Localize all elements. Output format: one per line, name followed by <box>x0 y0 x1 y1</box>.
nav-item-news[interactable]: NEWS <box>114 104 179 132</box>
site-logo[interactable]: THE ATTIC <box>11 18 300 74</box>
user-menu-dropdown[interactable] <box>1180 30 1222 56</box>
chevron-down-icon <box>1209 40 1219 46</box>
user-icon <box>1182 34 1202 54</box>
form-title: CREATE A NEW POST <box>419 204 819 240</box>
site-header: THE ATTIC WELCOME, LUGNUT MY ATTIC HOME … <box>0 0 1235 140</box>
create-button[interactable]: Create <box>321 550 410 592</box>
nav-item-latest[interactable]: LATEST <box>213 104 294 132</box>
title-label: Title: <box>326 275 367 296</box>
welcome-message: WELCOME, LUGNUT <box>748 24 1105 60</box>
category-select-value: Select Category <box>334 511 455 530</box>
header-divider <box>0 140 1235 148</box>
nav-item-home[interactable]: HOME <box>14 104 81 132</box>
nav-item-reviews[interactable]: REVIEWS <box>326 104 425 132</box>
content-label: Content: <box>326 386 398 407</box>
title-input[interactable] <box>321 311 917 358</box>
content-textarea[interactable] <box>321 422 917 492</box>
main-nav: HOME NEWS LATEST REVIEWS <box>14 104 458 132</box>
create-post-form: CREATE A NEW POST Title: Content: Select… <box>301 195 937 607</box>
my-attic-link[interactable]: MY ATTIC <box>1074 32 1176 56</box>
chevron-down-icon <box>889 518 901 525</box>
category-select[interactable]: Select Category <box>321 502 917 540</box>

────────────────────────────────────────

• [PROBLEM STATEMENT] Find every line of the material above that contains the string "user", and copy each of those lines.

• [IN RESPONSE]
user-menu-dropdown[interactable] <box>1180 30 1222 56</box>
user-icon <box>1182 34 1202 54</box>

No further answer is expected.